### WHAT THE TASK REQUIRES:
Can you arrange the lines of the records from the line with "summer S3 (bottom-left" up to and including the line with "svg-text:j: j — [163, 305, 180, 366]" as a numbered list, leaving out any blank lines?

####################

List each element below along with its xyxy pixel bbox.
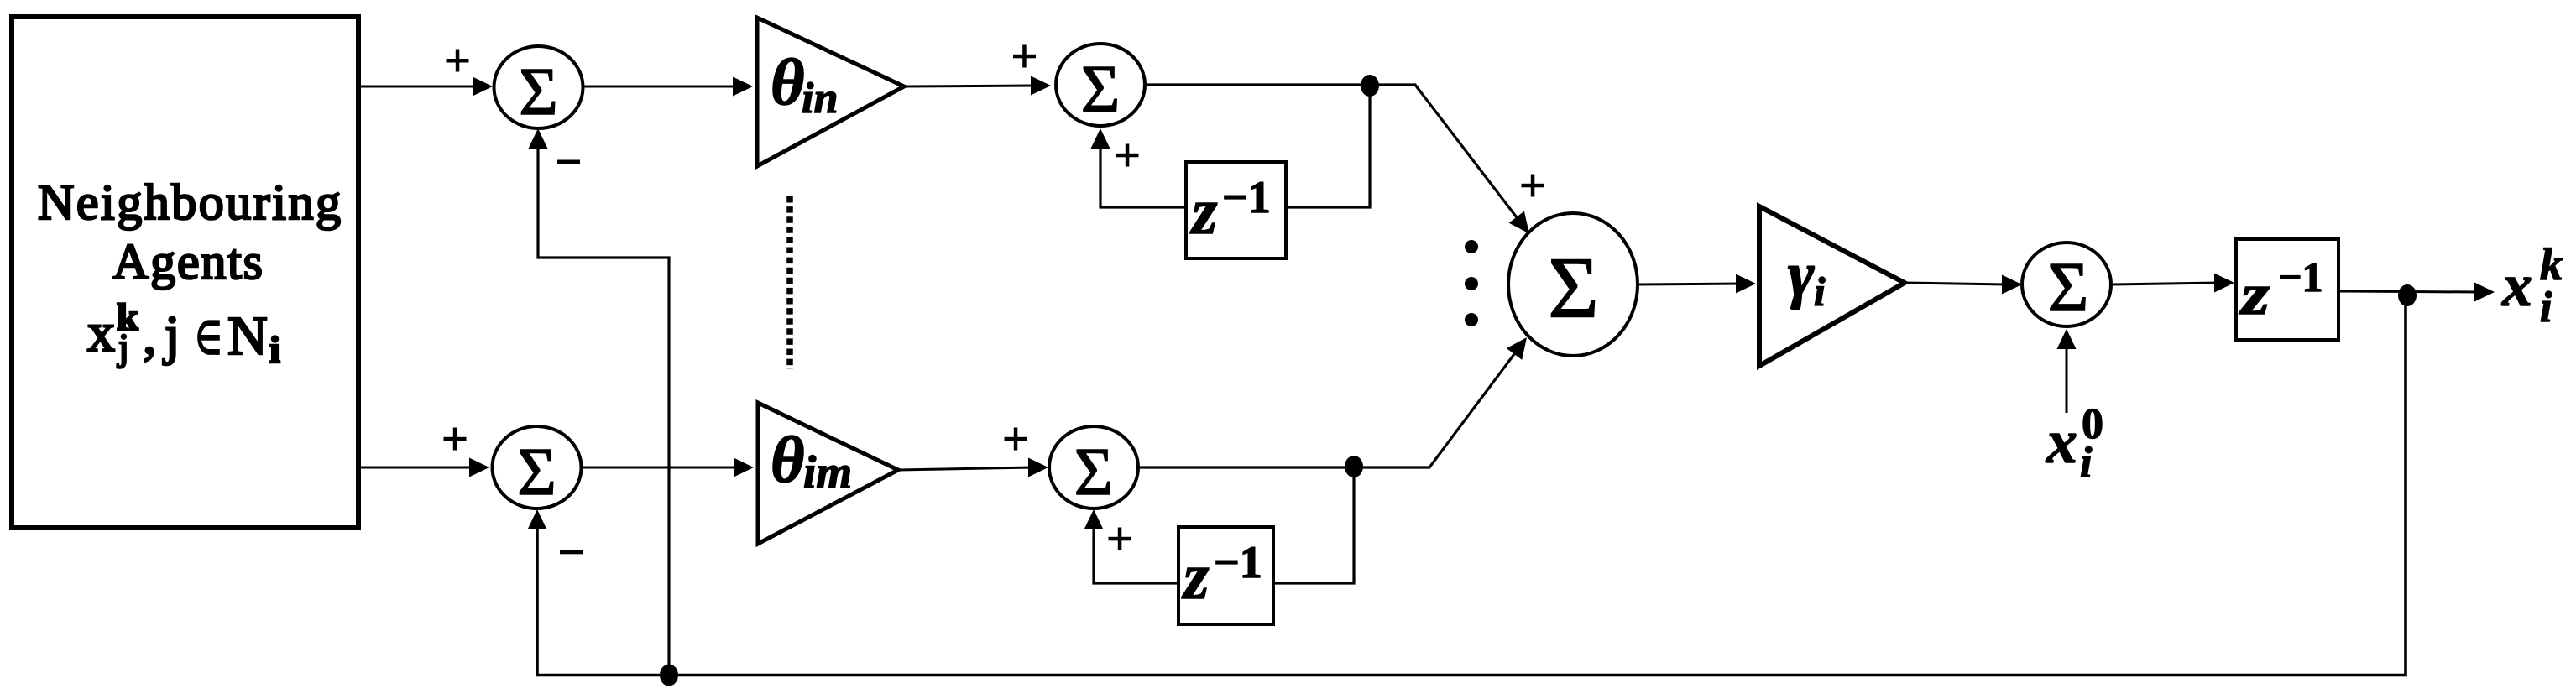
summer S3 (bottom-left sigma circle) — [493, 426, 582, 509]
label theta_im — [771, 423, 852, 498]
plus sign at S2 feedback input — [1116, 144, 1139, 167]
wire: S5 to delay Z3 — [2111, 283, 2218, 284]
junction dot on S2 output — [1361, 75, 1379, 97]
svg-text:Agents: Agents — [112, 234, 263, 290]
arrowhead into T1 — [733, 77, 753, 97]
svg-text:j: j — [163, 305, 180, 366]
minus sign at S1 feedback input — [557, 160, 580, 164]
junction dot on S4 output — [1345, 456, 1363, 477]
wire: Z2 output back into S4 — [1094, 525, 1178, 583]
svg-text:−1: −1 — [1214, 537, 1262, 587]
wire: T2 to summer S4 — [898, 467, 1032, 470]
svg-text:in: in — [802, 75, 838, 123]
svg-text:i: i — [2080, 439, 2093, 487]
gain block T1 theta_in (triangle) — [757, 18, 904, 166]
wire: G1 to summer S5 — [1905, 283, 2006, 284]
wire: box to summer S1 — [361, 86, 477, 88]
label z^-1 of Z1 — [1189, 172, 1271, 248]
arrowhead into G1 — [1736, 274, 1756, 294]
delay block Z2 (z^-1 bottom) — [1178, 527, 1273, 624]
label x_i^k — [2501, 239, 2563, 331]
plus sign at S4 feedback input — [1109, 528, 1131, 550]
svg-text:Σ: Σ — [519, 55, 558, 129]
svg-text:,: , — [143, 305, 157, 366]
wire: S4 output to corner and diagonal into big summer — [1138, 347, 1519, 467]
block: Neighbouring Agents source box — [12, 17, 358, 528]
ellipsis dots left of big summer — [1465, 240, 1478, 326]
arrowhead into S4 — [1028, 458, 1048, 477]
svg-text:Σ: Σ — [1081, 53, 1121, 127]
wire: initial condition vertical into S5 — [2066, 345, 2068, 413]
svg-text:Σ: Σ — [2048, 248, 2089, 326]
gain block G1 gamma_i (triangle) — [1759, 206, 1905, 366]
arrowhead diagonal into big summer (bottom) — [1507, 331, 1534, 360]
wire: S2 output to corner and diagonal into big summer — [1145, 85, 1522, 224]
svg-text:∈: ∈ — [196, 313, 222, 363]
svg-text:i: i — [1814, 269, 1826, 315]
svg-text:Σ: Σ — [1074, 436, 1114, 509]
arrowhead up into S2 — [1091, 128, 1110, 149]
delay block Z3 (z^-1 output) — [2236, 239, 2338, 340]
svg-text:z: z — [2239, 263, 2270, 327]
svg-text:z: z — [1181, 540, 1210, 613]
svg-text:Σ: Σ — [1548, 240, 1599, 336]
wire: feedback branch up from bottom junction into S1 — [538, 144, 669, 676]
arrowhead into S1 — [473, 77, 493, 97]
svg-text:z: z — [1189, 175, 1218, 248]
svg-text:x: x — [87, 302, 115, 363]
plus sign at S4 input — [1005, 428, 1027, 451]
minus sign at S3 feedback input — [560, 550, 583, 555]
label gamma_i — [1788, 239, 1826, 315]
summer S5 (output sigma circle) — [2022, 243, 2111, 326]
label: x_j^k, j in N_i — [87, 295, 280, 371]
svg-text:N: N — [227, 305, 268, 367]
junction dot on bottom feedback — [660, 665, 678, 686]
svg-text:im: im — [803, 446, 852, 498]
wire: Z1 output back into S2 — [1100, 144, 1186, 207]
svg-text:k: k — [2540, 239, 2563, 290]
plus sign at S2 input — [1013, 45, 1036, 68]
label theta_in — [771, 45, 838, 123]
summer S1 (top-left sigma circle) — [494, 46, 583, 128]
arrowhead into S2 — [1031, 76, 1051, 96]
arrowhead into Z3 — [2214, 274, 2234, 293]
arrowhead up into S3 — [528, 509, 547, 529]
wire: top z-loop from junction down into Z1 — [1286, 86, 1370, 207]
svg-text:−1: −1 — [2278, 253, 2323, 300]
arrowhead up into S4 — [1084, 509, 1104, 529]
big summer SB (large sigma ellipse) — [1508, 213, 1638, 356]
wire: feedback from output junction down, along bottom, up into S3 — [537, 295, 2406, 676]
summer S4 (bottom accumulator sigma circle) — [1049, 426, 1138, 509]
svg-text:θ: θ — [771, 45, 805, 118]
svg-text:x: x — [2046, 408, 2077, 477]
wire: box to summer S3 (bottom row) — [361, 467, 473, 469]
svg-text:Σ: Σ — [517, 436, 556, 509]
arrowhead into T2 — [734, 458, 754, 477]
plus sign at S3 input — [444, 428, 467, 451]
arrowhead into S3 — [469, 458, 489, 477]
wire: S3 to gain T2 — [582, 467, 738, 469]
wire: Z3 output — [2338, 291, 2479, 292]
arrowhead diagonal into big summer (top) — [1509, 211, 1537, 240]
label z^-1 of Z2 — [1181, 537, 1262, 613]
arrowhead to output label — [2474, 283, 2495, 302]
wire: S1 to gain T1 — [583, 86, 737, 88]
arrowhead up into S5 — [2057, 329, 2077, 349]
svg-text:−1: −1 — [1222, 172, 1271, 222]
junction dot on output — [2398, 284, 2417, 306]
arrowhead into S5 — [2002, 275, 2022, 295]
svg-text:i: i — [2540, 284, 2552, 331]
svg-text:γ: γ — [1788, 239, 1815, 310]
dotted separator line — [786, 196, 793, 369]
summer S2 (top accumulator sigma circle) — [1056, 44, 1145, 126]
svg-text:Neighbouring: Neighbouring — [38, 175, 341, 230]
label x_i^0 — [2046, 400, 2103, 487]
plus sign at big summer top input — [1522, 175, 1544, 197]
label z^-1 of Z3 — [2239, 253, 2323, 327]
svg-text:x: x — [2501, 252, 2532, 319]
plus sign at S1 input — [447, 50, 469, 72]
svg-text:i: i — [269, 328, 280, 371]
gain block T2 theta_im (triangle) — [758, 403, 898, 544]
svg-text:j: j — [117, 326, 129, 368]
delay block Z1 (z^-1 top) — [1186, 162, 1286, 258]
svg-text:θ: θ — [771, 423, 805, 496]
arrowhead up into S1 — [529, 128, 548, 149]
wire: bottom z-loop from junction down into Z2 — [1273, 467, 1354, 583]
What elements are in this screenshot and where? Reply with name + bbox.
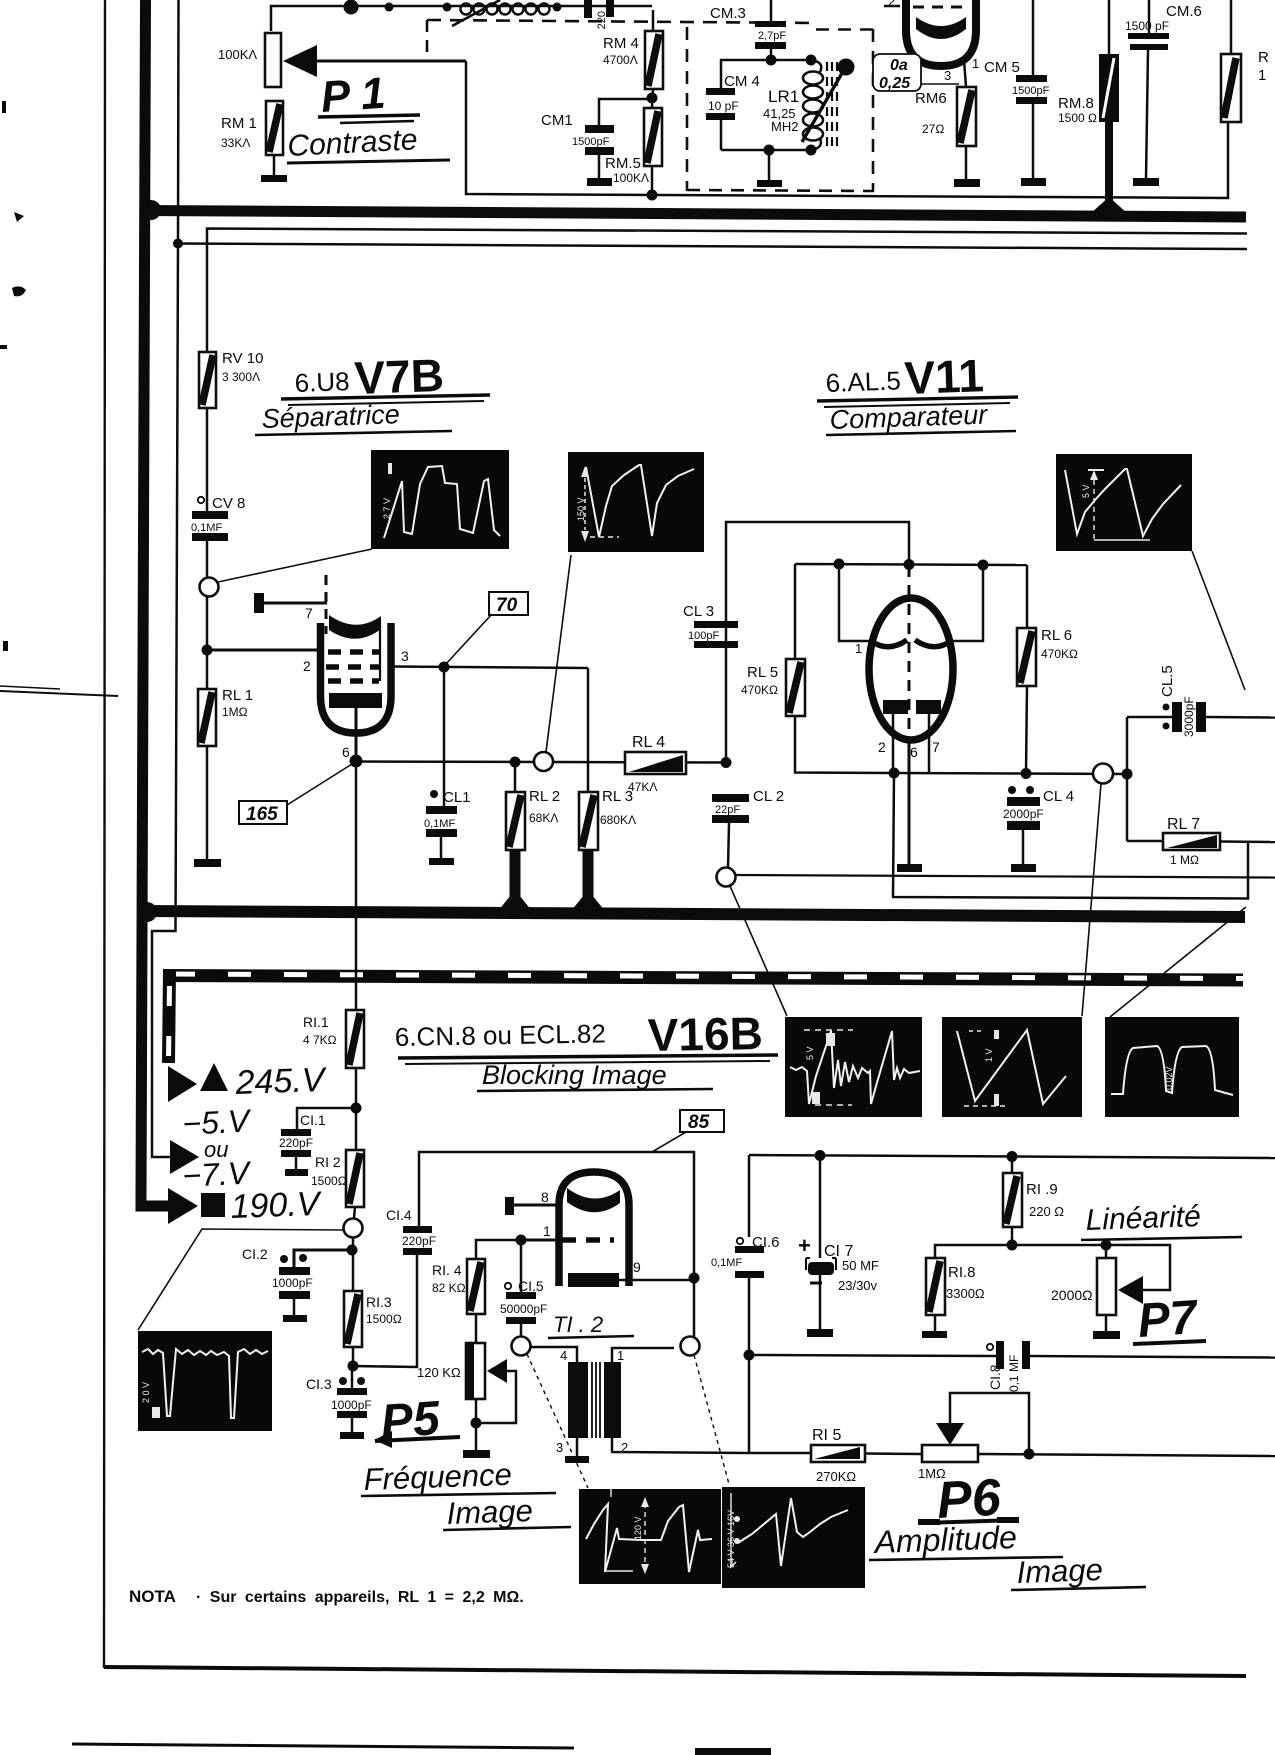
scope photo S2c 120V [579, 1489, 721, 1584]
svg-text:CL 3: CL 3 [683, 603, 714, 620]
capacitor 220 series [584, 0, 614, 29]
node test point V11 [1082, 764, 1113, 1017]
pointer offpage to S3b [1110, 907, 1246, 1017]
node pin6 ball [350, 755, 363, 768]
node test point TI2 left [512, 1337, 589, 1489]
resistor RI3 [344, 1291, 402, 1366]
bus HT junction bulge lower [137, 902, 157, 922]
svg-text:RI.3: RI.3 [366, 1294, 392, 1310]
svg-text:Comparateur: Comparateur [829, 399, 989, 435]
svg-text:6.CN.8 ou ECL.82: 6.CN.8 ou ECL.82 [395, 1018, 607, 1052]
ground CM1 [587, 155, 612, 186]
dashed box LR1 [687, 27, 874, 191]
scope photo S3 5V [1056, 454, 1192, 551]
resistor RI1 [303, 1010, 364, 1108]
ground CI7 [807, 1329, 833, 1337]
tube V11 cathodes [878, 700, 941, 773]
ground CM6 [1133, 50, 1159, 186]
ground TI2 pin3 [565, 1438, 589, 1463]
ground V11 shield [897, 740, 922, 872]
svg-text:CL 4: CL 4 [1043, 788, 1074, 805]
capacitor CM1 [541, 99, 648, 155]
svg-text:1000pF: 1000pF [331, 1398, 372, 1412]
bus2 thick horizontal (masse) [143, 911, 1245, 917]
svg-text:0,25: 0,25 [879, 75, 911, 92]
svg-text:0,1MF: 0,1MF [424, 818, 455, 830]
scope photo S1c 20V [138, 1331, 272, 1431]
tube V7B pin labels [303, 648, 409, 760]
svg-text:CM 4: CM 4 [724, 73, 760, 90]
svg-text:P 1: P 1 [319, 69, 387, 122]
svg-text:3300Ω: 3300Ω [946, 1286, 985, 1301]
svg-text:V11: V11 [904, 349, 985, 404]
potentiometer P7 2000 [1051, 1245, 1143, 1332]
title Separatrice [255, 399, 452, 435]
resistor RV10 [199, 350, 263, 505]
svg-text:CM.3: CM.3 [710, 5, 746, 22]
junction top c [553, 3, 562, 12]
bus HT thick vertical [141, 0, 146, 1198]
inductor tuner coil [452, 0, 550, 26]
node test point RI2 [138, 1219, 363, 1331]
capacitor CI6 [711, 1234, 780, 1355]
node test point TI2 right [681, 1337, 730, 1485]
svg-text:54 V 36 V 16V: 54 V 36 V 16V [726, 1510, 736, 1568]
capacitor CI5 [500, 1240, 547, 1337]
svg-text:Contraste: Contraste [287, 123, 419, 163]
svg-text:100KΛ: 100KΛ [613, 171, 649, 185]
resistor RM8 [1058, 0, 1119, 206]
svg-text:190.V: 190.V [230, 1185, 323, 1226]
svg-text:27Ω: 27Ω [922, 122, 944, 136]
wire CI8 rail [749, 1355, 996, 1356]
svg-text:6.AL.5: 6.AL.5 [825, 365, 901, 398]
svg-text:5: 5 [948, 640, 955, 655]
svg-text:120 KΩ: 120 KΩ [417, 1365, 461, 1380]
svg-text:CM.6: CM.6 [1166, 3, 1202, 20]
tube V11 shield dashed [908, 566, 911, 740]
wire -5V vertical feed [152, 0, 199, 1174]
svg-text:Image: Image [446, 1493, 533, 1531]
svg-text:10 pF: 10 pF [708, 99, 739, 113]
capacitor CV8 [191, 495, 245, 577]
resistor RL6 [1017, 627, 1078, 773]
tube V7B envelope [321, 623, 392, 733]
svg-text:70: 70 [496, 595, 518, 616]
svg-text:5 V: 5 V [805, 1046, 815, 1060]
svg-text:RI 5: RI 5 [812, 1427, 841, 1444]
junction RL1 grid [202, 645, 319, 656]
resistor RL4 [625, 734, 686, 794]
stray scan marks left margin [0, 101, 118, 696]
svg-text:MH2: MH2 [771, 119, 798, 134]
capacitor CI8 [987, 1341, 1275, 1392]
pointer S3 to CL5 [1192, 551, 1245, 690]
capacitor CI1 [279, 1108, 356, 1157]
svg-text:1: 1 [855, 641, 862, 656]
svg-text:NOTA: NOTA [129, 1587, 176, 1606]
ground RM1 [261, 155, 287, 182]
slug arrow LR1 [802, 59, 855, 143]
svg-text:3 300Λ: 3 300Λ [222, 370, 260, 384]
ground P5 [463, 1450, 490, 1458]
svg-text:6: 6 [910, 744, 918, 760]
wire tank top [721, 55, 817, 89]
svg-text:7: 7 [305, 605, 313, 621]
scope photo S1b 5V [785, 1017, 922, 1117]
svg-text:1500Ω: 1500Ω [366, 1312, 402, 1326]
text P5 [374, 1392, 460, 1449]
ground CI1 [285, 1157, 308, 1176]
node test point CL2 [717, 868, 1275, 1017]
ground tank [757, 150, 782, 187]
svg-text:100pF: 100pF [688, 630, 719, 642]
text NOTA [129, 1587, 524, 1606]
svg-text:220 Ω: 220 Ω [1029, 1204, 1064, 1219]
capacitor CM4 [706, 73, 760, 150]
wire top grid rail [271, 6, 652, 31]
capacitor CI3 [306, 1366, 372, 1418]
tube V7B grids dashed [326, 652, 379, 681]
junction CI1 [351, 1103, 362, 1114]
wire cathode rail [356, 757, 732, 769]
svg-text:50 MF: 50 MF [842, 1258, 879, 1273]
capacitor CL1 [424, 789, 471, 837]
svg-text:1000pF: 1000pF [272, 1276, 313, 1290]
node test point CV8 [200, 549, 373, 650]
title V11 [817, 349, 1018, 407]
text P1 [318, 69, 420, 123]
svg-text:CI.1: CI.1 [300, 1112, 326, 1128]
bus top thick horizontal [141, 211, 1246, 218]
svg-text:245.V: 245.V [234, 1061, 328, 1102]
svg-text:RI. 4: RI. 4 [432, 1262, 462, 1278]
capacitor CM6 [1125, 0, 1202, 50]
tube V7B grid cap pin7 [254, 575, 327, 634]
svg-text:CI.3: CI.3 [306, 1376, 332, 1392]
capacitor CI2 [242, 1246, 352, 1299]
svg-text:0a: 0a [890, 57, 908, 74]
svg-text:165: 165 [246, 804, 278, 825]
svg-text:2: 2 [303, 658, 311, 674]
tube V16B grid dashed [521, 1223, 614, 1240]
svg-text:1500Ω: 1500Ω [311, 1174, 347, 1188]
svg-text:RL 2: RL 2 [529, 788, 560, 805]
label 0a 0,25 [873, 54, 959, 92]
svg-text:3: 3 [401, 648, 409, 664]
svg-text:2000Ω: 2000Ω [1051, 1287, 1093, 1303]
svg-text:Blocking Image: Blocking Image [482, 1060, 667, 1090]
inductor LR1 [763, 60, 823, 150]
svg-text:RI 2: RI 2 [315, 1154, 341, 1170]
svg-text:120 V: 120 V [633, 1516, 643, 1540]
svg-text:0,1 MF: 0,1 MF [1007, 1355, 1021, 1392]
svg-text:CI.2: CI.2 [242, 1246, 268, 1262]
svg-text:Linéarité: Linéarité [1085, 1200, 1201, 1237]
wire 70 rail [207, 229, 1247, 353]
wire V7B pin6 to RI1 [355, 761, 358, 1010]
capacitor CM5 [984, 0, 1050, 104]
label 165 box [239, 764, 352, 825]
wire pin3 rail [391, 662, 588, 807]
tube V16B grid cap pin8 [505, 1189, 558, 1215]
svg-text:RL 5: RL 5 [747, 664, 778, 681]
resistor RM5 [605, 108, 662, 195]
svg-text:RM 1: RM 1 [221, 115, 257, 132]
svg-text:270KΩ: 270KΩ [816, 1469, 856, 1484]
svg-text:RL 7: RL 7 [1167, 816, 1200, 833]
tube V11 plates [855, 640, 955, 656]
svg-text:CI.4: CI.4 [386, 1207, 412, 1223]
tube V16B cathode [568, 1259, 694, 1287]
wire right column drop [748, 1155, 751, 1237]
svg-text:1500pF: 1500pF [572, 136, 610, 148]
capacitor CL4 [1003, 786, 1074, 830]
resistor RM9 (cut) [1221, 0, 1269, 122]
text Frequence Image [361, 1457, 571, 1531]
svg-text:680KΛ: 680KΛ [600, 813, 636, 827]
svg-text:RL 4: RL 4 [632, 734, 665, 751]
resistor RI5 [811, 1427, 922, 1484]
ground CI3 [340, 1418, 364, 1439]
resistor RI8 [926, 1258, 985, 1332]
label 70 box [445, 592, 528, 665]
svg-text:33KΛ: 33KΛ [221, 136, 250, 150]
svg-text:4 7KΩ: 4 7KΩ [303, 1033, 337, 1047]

####################

### PROBLEM SOLUTION:
1. summer S3 (bottom-left sigma circle) — [493, 426, 582, 509]
2. label theta_im — [771, 423, 852, 498]
3. plus sign at S2 feedback input — [1116, 144, 1139, 167]
4. wire: S5 to delay Z3 — [2111, 283, 2218, 284]
5. junction dot on S2 output — [1361, 75, 1379, 97]
6. svg-text:Agents: Agents — [112, 234, 263, 290]
7. arrowhead into T1 — [733, 77, 753, 97]
8. svg-text:j: j — [163, 305, 180, 366]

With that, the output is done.